▸ PROVIDED TEXT:
###

Sebastián Saucedo Mondragón (born January 22, 1997), also known as Bofo, is an American professional soccer player who plays as a winger for Liga MX club Toluca.

Career

Professional
On July 25, 2014, Saucedo signed a homegrown contract with Real Salt Lake, making him the eighth homegrown signing in club history.  On March 22, 2015, he made his professional debut for USL affiliate club Real Monarchs SLC in a 0–0 draw against LA Galaxy II. Saucedo was sent on loan to Veracruz in 2016.

On December 9, 2019, it was announced that Saucedo would join UNAM ahead of their 2020 Clausura season.

International
Saucedo has represented both Mexico and the United States at the under-18 and under-20 levels. He has solely represented the United States since 2015. Saucedo was named to the final 20-player United States under-23 roster for the 2020 CONCACAF Men's Olympic Qualifying Championship in March 2021.

Personal
Saucedo was born in San Fernando Valley, California, and is of Mexican descent.

###

(Listings of elements and regions)
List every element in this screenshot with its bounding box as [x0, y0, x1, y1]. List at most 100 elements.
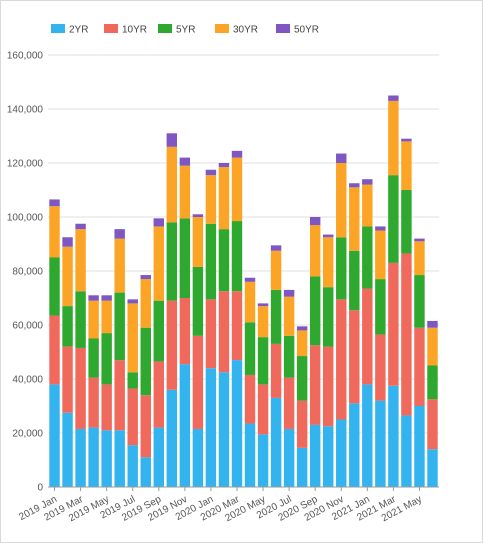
- bar-segment-10yr[interactable]: [49, 315, 60, 385]
- bar-segment-10yr[interactable]: [427, 399, 438, 450]
- bar-segment-30yr[interactable]: [179, 165, 191, 219]
- bar-segment-50yr[interactable]: [388, 95, 399, 101]
- bar-segment-30yr[interactable]: [205, 175, 217, 224]
- bar-segment-5yr[interactable]: [401, 190, 412, 254]
- bar-segment-30yr[interactable]: [309, 225, 321, 277]
- bar-segment-10yr[interactable]: [257, 384, 269, 435]
- bar-segment-50yr[interactable]: [349, 183, 360, 188]
- bar-segment-50yr[interactable]: [427, 320, 438, 328]
- bar-segment-2yr[interactable]: [388, 385, 399, 487]
- bar-segment-2yr[interactable]: [270, 397, 282, 487]
- bar-segment-5yr[interactable]: [309, 276, 321, 346]
- bar-segment-5yr[interactable]: [296, 356, 308, 401]
- bar-segment-5yr[interactable]: [62, 306, 73, 347]
- bar-segment-5yr[interactable]: [283, 335, 295, 378]
- bar-segment-5yr[interactable]: [414, 275, 425, 328]
- bar-segment-2yr[interactable]: [75, 428, 86, 487]
- bar-segment-30yr[interactable]: [114, 238, 125, 293]
- bar-segment-30yr[interactable]: [231, 157, 243, 222]
- bar-segment-10yr[interactable]: [231, 291, 243, 361]
- bar-segment-10yr[interactable]: [336, 299, 347, 420]
- bar-segment-30yr[interactable]: [362, 184, 373, 227]
- bar-segment-30yr[interactable]: [257, 306, 269, 338]
- bar-segment-2yr[interactable]: [218, 372, 230, 487]
- bar-segment-5yr[interactable]: [127, 372, 138, 389]
- bar-segment-30yr[interactable]: [427, 327, 438, 366]
- bar-segment-50yr[interactable]: [205, 169, 217, 176]
- bar-segment-30yr[interactable]: [127, 303, 138, 373]
- bar-segment-5yr[interactable]: [257, 337, 269, 385]
- bar-segment-5yr[interactable]: [388, 175, 399, 263]
- bar-segment-2yr[interactable]: [192, 428, 204, 487]
- bar-segment-5yr[interactable]: [101, 333, 112, 385]
- bar-segment-10yr[interactable]: [270, 343, 282, 398]
- bar-segment-5yr[interactable]: [49, 257, 60, 316]
- bar-segment-50yr[interactable]: [218, 163, 230, 168]
- bar-segment-10yr[interactable]: [349, 310, 360, 404]
- bar-segment-50yr[interactable]: [375, 226, 386, 231]
- bar-segment-2yr[interactable]: [401, 415, 412, 487]
- bar-segment-5yr[interactable]: [75, 291, 86, 348]
- bar-segment-50yr[interactable]: [283, 289, 295, 297]
- bar-segment-5yr[interactable]: [231, 221, 243, 292]
- bar-segment-30yr[interactable]: [49, 206, 60, 258]
- bar-segment-10yr[interactable]: [401, 253, 412, 416]
- bar-segment-5yr[interactable]: [179, 218, 191, 298]
- bar-segment-2yr[interactable]: [62, 412, 73, 487]
- bar-segment-50yr[interactable]: [166, 133, 178, 147]
- legend-swatch-30yr[interactable]: [215, 24, 229, 33]
- bar-segment-10yr[interactable]: [114, 360, 125, 431]
- bar-segment-5yr[interactable]: [427, 365, 438, 400]
- legend-swatch-5yr[interactable]: [158, 24, 172, 33]
- bar-segment-50yr[interactable]: [62, 237, 73, 247]
- legend-swatch-50yr[interactable]: [276, 24, 290, 33]
- bar-segment-30yr[interactable]: [244, 281, 256, 323]
- bar-segment-2yr[interactable]: [375, 400, 386, 487]
- bar-segment-10yr[interactable]: [283, 377, 295, 429]
- bar-segment-2yr[interactable]: [336, 419, 347, 488]
- legend-label-2yr[interactable]: 2YR: [69, 25, 88, 36]
- bar-segment-10yr[interactable]: [192, 335, 204, 429]
- bar-segment-2yr[interactable]: [414, 406, 425, 487]
- bar-segment-2yr[interactable]: [349, 403, 360, 487]
- legend-swatch-10yr[interactable]: [104, 24, 118, 33]
- bar-segment-50yr[interactable]: [362, 179, 373, 185]
- bar-segment-30yr[interactable]: [336, 163, 347, 238]
- bar-segment-30yr[interactable]: [140, 279, 151, 328]
- bar-segment-2yr[interactable]: [127, 445, 138, 487]
- bar-segment-30yr[interactable]: [153, 226, 164, 301]
- bar-segment-10yr[interactable]: [414, 327, 425, 406]
- bar-segment-50yr[interactable]: [140, 275, 151, 280]
- bar-segment-50yr[interactable]: [101, 295, 112, 301]
- bar-segment-5yr[interactable]: [166, 222, 178, 301]
- bar-segment-30yr[interactable]: [192, 217, 204, 267]
- bar-segment-10yr[interactable]: [362, 288, 373, 385]
- legend-label-30yr[interactable]: 30YR: [233, 25, 258, 36]
- legend-label-50yr[interactable]: 50YR: [294, 25, 319, 36]
- bar-segment-2yr[interactable]: [101, 430, 112, 487]
- bar-segment-30yr[interactable]: [283, 296, 295, 336]
- bar-segment-10yr[interactable]: [88, 377, 99, 428]
- bar-segment-5yr[interactable]: [140, 327, 151, 396]
- bar-segment-30yr[interactable]: [349, 187, 360, 251]
- bar-segment-5yr[interactable]: [336, 237, 347, 300]
- bar-segment-10yr[interactable]: [166, 300, 178, 390]
- bar-segment-30yr[interactable]: [62, 246, 73, 307]
- bar-segment-50yr[interactable]: [75, 223, 86, 230]
- bar-segment-2yr[interactable]: [244, 423, 256, 487]
- bar-segment-50yr[interactable]: [127, 299, 138, 304]
- bar-segment-2yr[interactable]: [179, 364, 191, 487]
- bar-segment-50yr[interactable]: [192, 214, 204, 217]
- bar-segment-5yr[interactable]: [375, 279, 386, 335]
- bar-segment-10yr[interactable]: [62, 346, 73, 413]
- bar-segment-5yr[interactable]: [244, 322, 256, 375]
- bar-segment-10yr[interactable]: [309, 345, 321, 425]
- bar-segment-10yr[interactable]: [375, 334, 386, 401]
- bar-segment-10yr[interactable]: [127, 388, 138, 446]
- bar-segment-10yr[interactable]: [244, 374, 256, 424]
- bar-segment-10yr[interactable]: [218, 291, 230, 373]
- bar-segment-10yr[interactable]: [296, 400, 308, 448]
- bar-segment-5yr[interactable]: [349, 250, 360, 311]
- bar-segment-10yr[interactable]: [75, 347, 86, 429]
- bar-segment-50yr[interactable]: [231, 150, 243, 158]
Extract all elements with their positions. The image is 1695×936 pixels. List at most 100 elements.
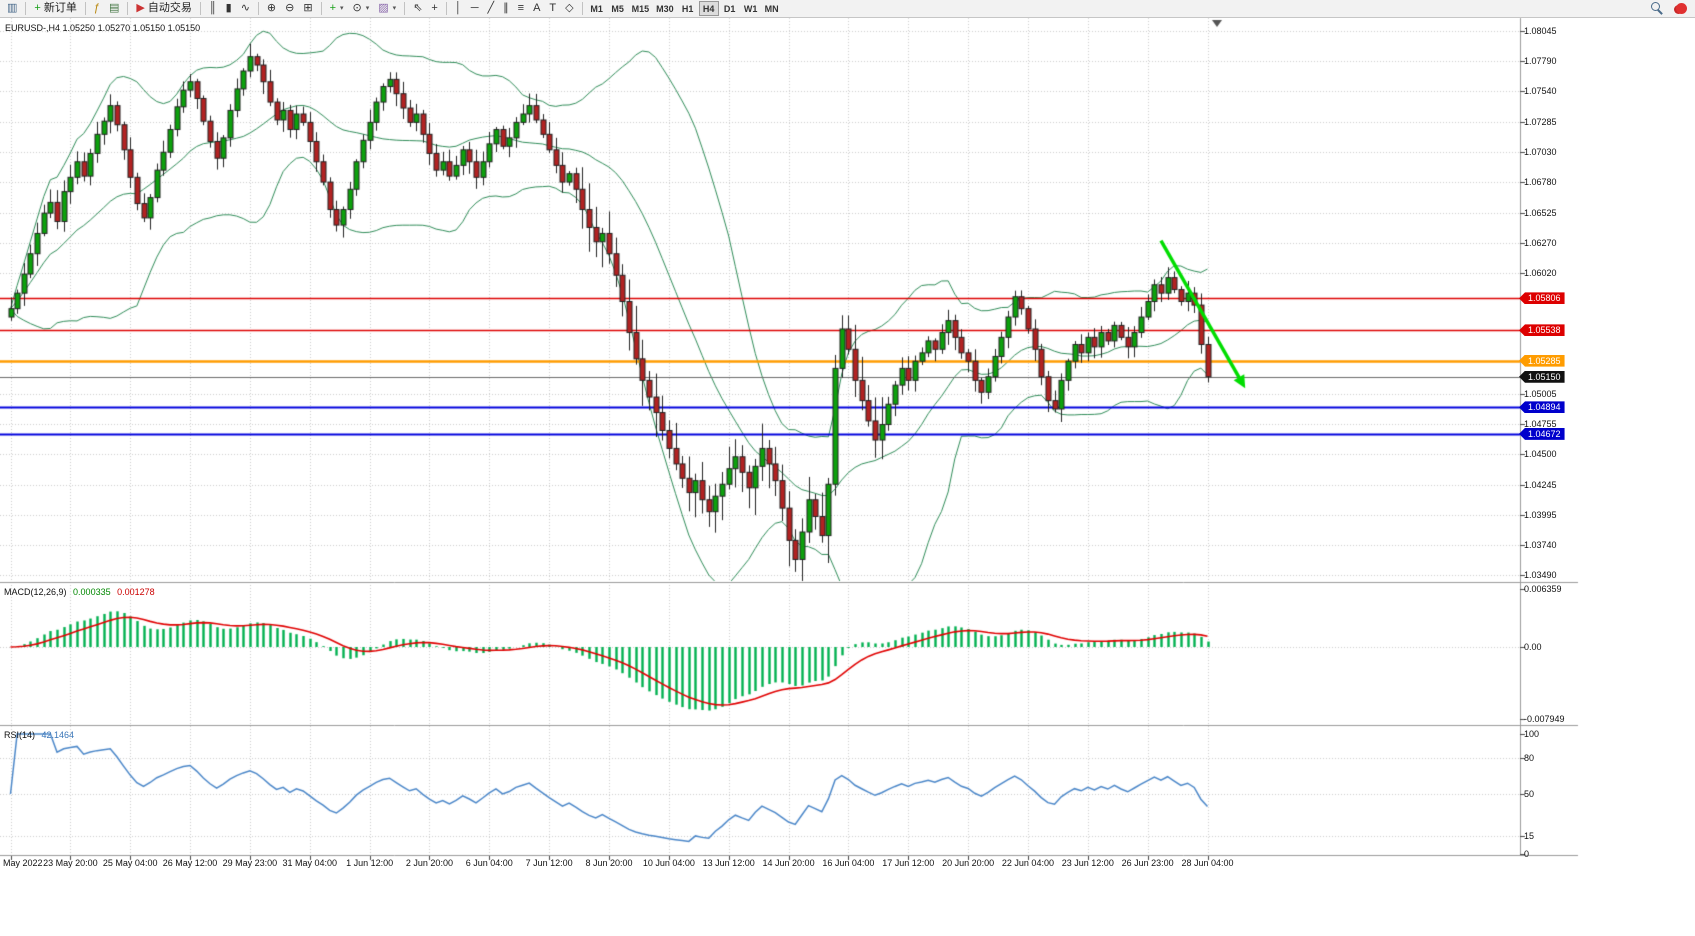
price-axis-label: 1.04245 xyxy=(1524,479,1557,490)
price-line-badge[interactable]: 1.05150 xyxy=(1519,370,1565,383)
price-axis-label: 1.06525 xyxy=(1524,207,1557,218)
rsi-axis-label: 15 xyxy=(1524,831,1535,841)
time-axis-label: 26 May 12:00 xyxy=(162,858,218,868)
bars-chart-type-button[interactable]: ║ xyxy=(205,1,221,17)
timeframe-m30-button[interactable]: M30 xyxy=(653,1,677,16)
time-axis-label: 7 Jun 12:00 xyxy=(525,858,573,868)
time-axis-label: 23 May 20:00 xyxy=(43,858,98,868)
price-axis-label: 1.07540 xyxy=(1524,86,1557,97)
dropdown-caret-icon: ▾ xyxy=(340,5,344,12)
price-line-badge[interactable]: 1.05538 xyxy=(1519,324,1565,337)
trendline-icon: ╱ xyxy=(487,2,495,14)
time-axis-label: 2 Jun 20:00 xyxy=(405,858,453,868)
line-chart-type-button[interactable]: ∿ xyxy=(237,1,254,17)
rsi-indicator-label: RSI(14) 42.1464 xyxy=(4,730,74,740)
zoom-in-button[interactable]: ⊕ xyxy=(263,1,280,17)
time-axis-label: 28 Jun 04:00 xyxy=(1181,858,1234,868)
toolbar-separator xyxy=(84,2,86,15)
dropdown-caret-icon: ▾ xyxy=(365,5,370,12)
zoom-out-button[interactable]: ⊖ xyxy=(281,1,298,17)
macd-axis-label: -0.007949 xyxy=(1524,714,1565,724)
price-line-badge[interactable]: 1.05806 xyxy=(1519,292,1565,305)
macd-axis-label: 0.00 xyxy=(1524,642,1542,652)
add-indicator-button[interactable]: + ▾ xyxy=(326,1,348,17)
horizontal-line-icon: ─ xyxy=(470,2,479,14)
time-axis-label: 22 Jun 04:00 xyxy=(1001,858,1054,868)
rsi-axis-label: 50 xyxy=(1524,789,1535,799)
toolbar-separator xyxy=(199,2,201,15)
toolbar: ▥ + 新订单 ƒ ▤ ▶ 自动交易 ║ ▮ ∿ ⊕ ⊖ ⊞ + ▾ ⊙ ▾ ▨ ▾ ⇖ + │ ─ ╱ ∥ ≡ A T ◇ M1 M5 M1… xyxy=(0,0,1695,18)
cursor-icon: ⇖ xyxy=(413,2,423,14)
timeframe-m15-button[interactable]: M15 xyxy=(629,1,653,16)
templates-button[interactable]: ▨ ▾ xyxy=(374,1,400,17)
candlestick-chart-type-button[interactable]: ▮ xyxy=(222,1,236,17)
price-axis-label: 1.04500 xyxy=(1524,449,1557,460)
crosshair-button[interactable]: + xyxy=(427,1,441,17)
horizontal-line-button[interactable]: ─ xyxy=(467,1,483,17)
toolbar-right-group xyxy=(1647,1,1692,17)
price-axis-label: 1.03490 xyxy=(1524,570,1557,580)
price-axis-label: 1.03995 xyxy=(1524,509,1557,520)
price-axis-label: 1.07285 xyxy=(1524,116,1557,127)
zoom-in-icon: ⊕ xyxy=(266,2,277,14)
autotrading-button[interactable]: ▶ 自动交易 xyxy=(132,1,195,17)
channel-icon: ∥ xyxy=(503,2,509,14)
shapes-button[interactable]: ◇ xyxy=(561,1,577,17)
timeframe-h1-button[interactable]: H1 xyxy=(678,1,698,16)
rsi-axis-label: 100 xyxy=(1524,729,1540,739)
symbol-period: EURUSD-,H4 xyxy=(5,23,61,33)
time-axis-label: 6 Jun 04:00 xyxy=(465,858,513,868)
tile-windows-icon: ⊞ xyxy=(303,2,313,14)
channel-button[interactable]: ∥ xyxy=(499,1,513,17)
price-axis-label: 1.03740 xyxy=(1524,540,1557,551)
macd-indicator-label: MACD(12,26,9) 0.000335 0.001278 xyxy=(4,587,155,597)
trendline-button[interactable]: ╱ xyxy=(484,1,499,17)
time-axis-label: 29 May 23:00 xyxy=(222,858,278,868)
fibonacci-button[interactable]: ≡ xyxy=(514,1,528,17)
fibonacci-icon: ≡ xyxy=(517,2,525,14)
candlestick-chart-icon: ▮ xyxy=(225,2,232,14)
toolbar-separator xyxy=(404,2,406,15)
text-icon: A xyxy=(533,2,541,14)
price-axis-label: 1.06020 xyxy=(1524,267,1557,278)
search-icon xyxy=(1651,2,1664,15)
line-chart-icon: ∿ xyxy=(240,2,250,14)
timeframe-m5-button[interactable]: M5 xyxy=(608,1,628,16)
clock-icon: ⊙ xyxy=(352,2,362,14)
text-button[interactable]: A xyxy=(529,1,544,17)
cursor-button[interactable]: ⇖ xyxy=(409,1,426,17)
time-axis-label: 8 Jun 20:00 xyxy=(585,858,633,868)
time-axis-label: 20 Jun 20:00 xyxy=(942,858,995,868)
rsi-axis-label: 80 xyxy=(1524,753,1535,763)
timeframe-d1-button[interactable]: D1 xyxy=(720,1,740,16)
price-line-badge[interactable]: 1.04672 xyxy=(1519,427,1565,440)
timeframe-mn-button[interactable]: MN xyxy=(762,1,782,16)
time-axis-label: 14 Jun 20:00 xyxy=(762,858,815,868)
templates-icon: ▨ xyxy=(378,2,389,14)
vertical-line-button[interactable]: │ xyxy=(451,1,466,17)
tile-windows-button[interactable]: ⊞ xyxy=(299,1,316,17)
timeframe-h4-button[interactable]: H4 xyxy=(698,1,719,16)
chart-window-button[interactable]: ▥ xyxy=(3,1,21,17)
time-axis-label: 31 May 04:00 xyxy=(282,858,338,868)
toolbar-separator xyxy=(320,2,322,15)
bars-chart-icon: ║ xyxy=(208,2,217,14)
label-button[interactable]: T xyxy=(545,1,560,17)
chart-window-icon: ▥ xyxy=(7,2,18,14)
macd-signal-value: 0.001278 xyxy=(117,587,155,597)
time-axis-label: 25 May 04:00 xyxy=(102,858,158,868)
price-line-badge[interactable]: 1.05285 xyxy=(1519,354,1565,367)
period-clock-button[interactable]: ⊙ ▾ xyxy=(349,1,374,17)
timeframe-w1-button[interactable]: W1 xyxy=(741,1,761,16)
timeframe-m1-button[interactable]: M1 xyxy=(587,1,607,16)
chart-profiles-icon: ▤ xyxy=(108,2,120,14)
rsi-value: 42.1464 xyxy=(41,730,75,740)
indicators-button[interactable]: ƒ xyxy=(90,1,104,17)
search-button[interactable] xyxy=(1647,1,1668,17)
price-line-badge[interactable]: 1.04894 xyxy=(1519,401,1565,414)
notification-badge-icon[interactable] xyxy=(1676,3,1687,14)
new-order-button[interactable]: + 新订单 xyxy=(30,1,80,17)
time-axis-label: 16 Jun 04:00 xyxy=(822,858,875,868)
chart-profiles-button[interactable]: ▤ xyxy=(105,1,123,17)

###

▸ PARTS OF THE EXERCISE:
1 – Convert the entries from the line containing "- bar-segment-10yr[interactable]: [49, 315, 60, 385]" through the line containing "- bar-segment-30yr[interactable]: [309, 225, 321, 277]" into a JSON list of strings, one string per line, leaving out any blank lines.
2 – Carry on the Saucedo biography past its final sentence.
The Saucedo biography and the entries are unrelated to each other.

▸ TASK RESPONSES:
1 –
[
  "- bar-segment-10yr[interactable]: [49, 315, 60, 385]",
  "- bar-segment-10yr[interactable]: [427, 399, 438, 450]",
  "- bar-segment-30yr[interactable]: [179, 165, 191, 219]",
  "- bar-segment-50yr[interactable]: [388, 95, 399, 101]",
  "- bar-segment-30yr[interactable]: [205, 175, 217, 224]",
  "- bar-segment-5yr[interactable]: [401, 190, 412, 254]",
  "- bar-segment-30yr[interactable]: [309, 225, 321, 277]"
]

2 –
Honors
Veracruz 
Copa MX: Clausura 2016

United States U20
CONCACAF Under-20 Championship: 2017

References

External links

 
 Sebastian Saucedo at FIFA.com
 Sebastian Saucedo Complete Biography

1997 births
Living people
American soccer players
American sportspeople of Mexican descent
Association football midfielders
Homegrown Players (MLS)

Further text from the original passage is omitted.